**Record list:**

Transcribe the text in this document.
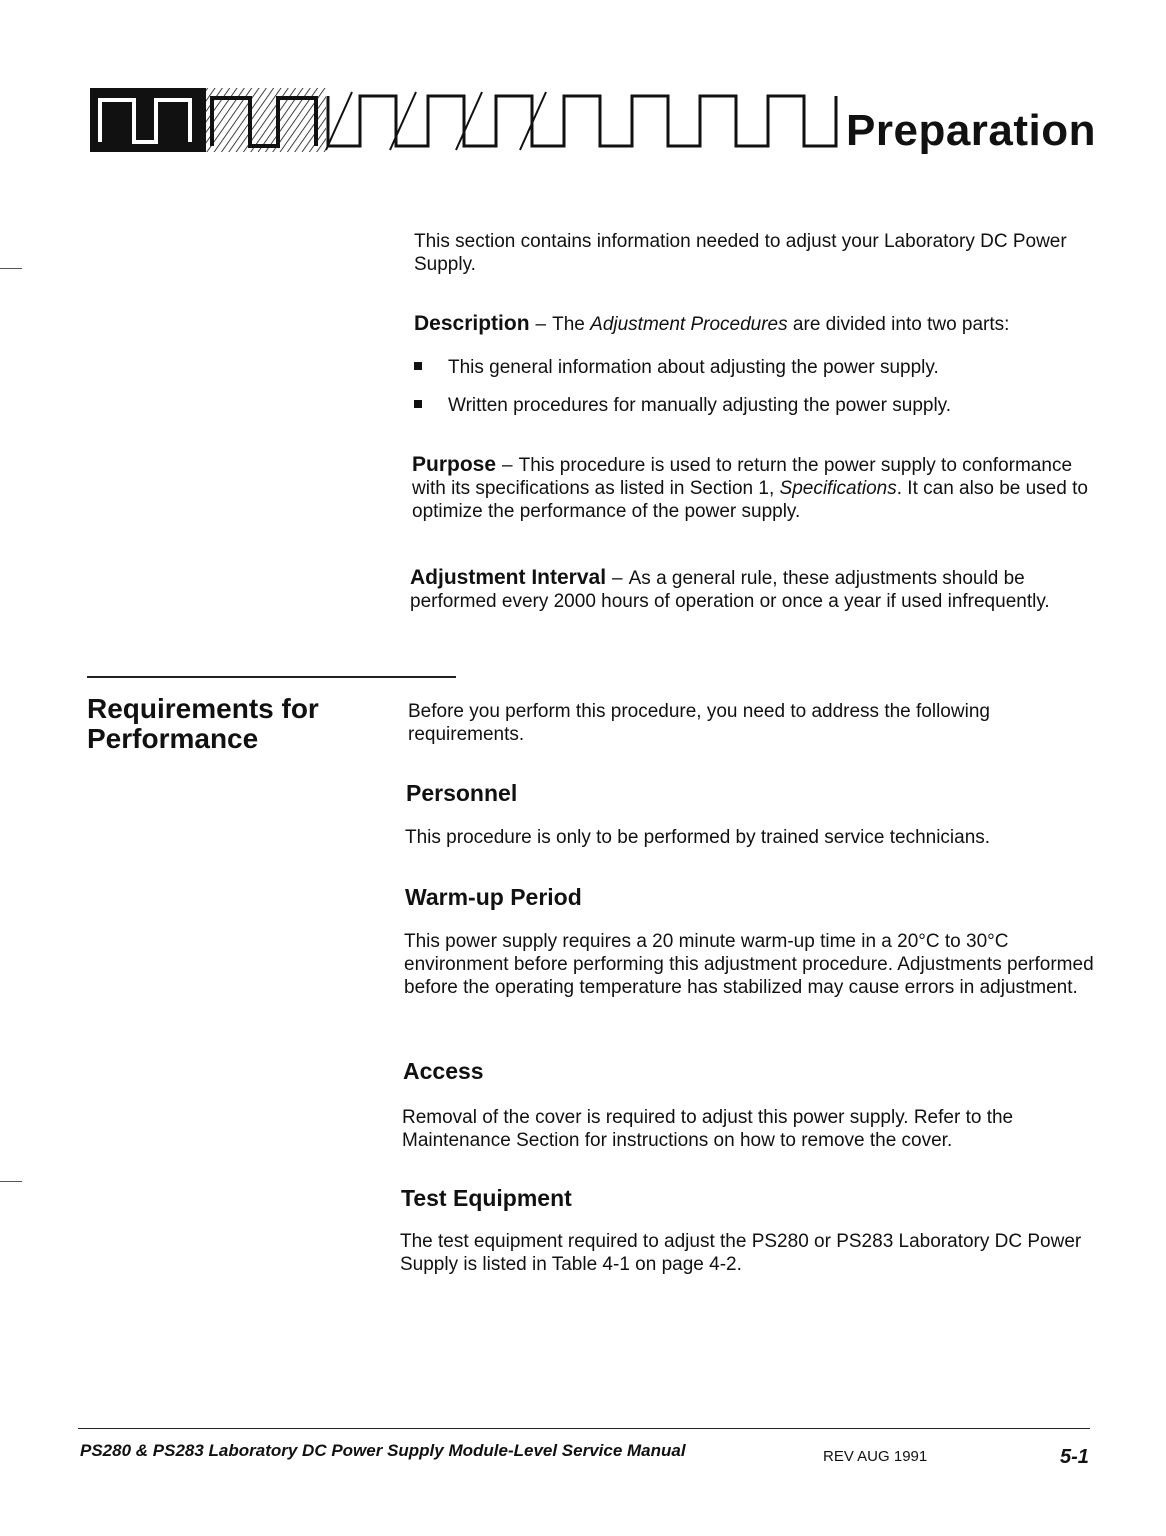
Preparation
This section contains information needed to adjust your Laboratory DC Power Supply.
Description – The Adjustment Procedures are divided into two parts:
This general information about adjusting the power supply.
Written procedures for manually adjusting the power supply.
Purpose – This procedure is used to return the power supply to conformance with its specifications as listed in Section 1, Specifications. It can also be used to optimize the performance of the power supply.
Adjustment Interval – As a general rule, these adjustments should be performed every 2000 hours of operation or once a year if used infrequently.
Requirements for Performance
Before you perform this procedure, you need to address the following requirements.
Personnel
This procedure is only to be performed by trained service technicians.
Warm-up Period
This power supply requires a 20 minute warm-up time in a 20°C to 30°C environment before performing this adjustment procedure. Adjustments performed before the operating temperature has stabilized may cause errors in adjustment.
Access
Removal of the cover is required to adjust this power supply. Refer to the Maintenance Section for instructions on how to remove the cover.
Test Equipment
The test equipment required to adjust the PS280 or PS283 Laboratory DC Power Supply is listed in Table 4-1 on page 4-2.
PS280 & PS283 Laboratory DC Power Supply Module-Level Service Manual	REV AUG 1991	5-1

**Requirement:** Write out each entry exactly as given, omitting any picture.

**Complete answer:**
Transcribe the text in this document.
Preparation
This section contains information needed to adjust your Laboratory DC Power Supply.
Description – The Adjustment Procedures are divided into two parts:
This general information about adjusting the power supply.
Written procedures for manually adjusting the power supply.
Purpose – This procedure is used to return the power supply to conformance with its specifications as listed in Section 1, Specifications. It can also be used to optimize the performance of the power supply.
Adjustment Interval – As a general rule, these adjustments should be performed every 2000 hours of operation or once a year if used infrequently.
Requirements for Performance
Before you perform this procedure, you need to address the following requirements.
Personnel
This procedure is only to be performed by trained service technicians.
Warm-up Period
This power supply requires a 20 minute warm-up time in a 20°C to 30°C environment before performing this adjustment procedure. Adjustments performed before the operating temperature has stabilized may cause errors in adjustment.
Access
Removal of the cover is required to adjust this power supply. Refer to the Maintenance Section for instructions on how to remove the cover.
Test Equipment
The test equipment required to adjust the PS280 or PS283 Laboratory DC Power Supply is listed in Table 4-1 on page 4-2.
PS280 & PS283 Laboratory DC Power Supply Module-Level Service Manual	REV AUG 1991	5-1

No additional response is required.